#### Listing
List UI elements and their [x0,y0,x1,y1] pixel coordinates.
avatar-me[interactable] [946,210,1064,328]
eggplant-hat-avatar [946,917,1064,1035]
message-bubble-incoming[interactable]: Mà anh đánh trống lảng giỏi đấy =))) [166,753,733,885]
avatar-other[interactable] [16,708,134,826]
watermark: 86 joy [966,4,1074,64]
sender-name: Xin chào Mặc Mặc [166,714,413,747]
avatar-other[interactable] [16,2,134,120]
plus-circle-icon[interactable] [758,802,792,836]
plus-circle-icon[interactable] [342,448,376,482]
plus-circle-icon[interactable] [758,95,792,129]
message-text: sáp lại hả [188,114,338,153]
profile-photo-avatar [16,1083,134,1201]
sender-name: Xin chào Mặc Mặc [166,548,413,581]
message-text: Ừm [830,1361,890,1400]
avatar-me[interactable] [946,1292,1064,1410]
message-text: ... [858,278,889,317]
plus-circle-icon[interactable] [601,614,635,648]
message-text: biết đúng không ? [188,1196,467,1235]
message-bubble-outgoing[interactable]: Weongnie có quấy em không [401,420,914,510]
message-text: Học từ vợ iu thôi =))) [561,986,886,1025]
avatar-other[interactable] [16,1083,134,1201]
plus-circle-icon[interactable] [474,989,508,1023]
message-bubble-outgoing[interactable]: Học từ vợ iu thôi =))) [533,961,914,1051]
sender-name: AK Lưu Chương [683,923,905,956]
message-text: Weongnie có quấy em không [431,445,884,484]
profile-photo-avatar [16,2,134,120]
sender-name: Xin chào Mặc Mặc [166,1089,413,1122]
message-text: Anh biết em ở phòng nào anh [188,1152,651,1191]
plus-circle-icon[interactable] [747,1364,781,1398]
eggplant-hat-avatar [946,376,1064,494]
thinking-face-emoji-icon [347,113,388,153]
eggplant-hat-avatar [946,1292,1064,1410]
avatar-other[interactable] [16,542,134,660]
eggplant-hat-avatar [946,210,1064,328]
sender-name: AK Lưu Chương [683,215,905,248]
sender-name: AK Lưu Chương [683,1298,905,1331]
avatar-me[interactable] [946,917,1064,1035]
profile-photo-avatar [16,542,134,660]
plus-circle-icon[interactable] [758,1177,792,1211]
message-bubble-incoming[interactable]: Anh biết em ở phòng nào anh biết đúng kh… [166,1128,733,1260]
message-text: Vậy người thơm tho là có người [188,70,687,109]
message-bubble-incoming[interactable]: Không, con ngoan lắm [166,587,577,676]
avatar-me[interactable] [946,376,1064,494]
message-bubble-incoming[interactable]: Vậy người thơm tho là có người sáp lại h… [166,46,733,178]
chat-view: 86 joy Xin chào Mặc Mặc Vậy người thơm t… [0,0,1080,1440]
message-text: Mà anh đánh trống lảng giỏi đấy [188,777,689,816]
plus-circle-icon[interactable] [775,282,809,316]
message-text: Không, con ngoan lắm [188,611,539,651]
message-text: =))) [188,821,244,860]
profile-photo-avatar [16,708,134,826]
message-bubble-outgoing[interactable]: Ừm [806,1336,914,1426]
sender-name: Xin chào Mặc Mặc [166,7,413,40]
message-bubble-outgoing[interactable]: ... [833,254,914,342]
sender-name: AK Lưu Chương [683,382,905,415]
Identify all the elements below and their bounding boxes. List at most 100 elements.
########
#### Listing
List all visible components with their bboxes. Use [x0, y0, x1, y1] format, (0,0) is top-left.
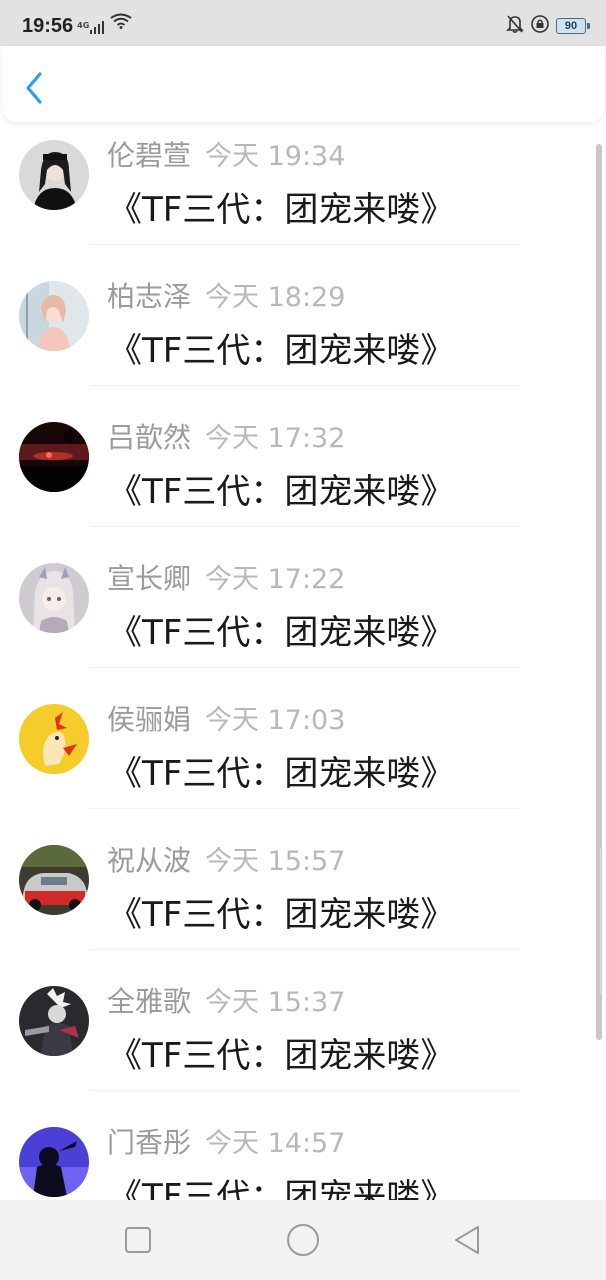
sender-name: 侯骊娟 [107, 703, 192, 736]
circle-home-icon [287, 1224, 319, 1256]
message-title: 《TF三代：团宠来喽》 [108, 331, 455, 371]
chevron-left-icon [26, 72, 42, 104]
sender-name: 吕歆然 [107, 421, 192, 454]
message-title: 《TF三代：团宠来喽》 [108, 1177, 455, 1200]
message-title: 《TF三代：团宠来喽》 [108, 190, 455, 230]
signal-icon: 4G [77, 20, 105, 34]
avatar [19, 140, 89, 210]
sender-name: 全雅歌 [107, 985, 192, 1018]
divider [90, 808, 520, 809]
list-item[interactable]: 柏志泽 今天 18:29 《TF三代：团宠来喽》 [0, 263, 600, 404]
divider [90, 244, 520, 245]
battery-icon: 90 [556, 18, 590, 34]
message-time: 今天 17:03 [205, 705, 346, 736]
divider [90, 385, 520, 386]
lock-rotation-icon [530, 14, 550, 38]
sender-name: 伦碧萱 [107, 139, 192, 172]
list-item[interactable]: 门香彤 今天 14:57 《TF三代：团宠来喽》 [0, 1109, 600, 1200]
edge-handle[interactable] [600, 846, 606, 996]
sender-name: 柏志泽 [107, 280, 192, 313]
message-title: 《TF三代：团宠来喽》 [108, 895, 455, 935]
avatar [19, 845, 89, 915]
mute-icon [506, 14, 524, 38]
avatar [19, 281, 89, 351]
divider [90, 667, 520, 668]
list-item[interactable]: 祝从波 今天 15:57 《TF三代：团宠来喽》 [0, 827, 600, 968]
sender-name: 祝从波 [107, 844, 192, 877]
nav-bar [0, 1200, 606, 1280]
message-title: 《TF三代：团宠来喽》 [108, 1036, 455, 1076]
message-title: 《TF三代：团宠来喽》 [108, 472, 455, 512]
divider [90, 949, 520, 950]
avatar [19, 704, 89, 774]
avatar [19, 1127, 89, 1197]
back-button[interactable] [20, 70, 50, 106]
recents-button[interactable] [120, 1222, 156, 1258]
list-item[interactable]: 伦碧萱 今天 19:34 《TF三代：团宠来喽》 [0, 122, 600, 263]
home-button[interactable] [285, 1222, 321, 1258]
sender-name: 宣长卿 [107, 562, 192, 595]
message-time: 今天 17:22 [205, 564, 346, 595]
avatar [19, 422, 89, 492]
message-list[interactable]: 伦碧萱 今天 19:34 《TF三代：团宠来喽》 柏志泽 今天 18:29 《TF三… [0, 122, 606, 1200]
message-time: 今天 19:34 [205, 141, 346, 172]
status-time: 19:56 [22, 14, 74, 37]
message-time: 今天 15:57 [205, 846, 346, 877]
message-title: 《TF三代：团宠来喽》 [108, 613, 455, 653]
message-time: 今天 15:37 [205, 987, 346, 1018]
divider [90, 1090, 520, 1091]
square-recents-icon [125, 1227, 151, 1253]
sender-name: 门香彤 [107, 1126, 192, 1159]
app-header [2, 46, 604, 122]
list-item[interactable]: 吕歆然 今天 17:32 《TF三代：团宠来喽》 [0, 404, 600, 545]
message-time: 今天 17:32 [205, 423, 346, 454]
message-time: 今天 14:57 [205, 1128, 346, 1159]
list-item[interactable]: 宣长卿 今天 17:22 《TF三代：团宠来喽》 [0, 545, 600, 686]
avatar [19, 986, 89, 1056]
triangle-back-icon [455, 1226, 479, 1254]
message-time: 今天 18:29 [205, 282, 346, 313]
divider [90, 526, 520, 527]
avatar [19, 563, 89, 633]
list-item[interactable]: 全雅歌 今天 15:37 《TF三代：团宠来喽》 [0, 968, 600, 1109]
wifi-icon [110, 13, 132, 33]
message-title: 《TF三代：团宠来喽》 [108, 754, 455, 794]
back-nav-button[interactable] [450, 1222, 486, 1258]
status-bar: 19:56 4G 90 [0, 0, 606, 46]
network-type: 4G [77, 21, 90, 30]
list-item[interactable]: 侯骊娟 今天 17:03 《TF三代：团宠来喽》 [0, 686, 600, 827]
########
[Work to complete]
Write out the records verbatim, starting at the line with "List UI elements" and ending with the line with "sender-name: Xin chào Mặc Mặc [166,714,413,747]", both of these lines included.

[Full solution]
List UI elements and their [x0,y0,x1,y1] pixel coordinates.
avatar-me[interactable] [946,210,1064,328]
eggplant-hat-avatar [946,917,1064,1035]
message-bubble-incoming[interactable]: Mà anh đánh trống lảng giỏi đấy =))) [166,753,733,885]
avatar-other[interactable] [16,708,134,826]
watermark: 86 joy [966,4,1074,64]
sender-name: Xin chào Mặc Mặc [166,714,413,747]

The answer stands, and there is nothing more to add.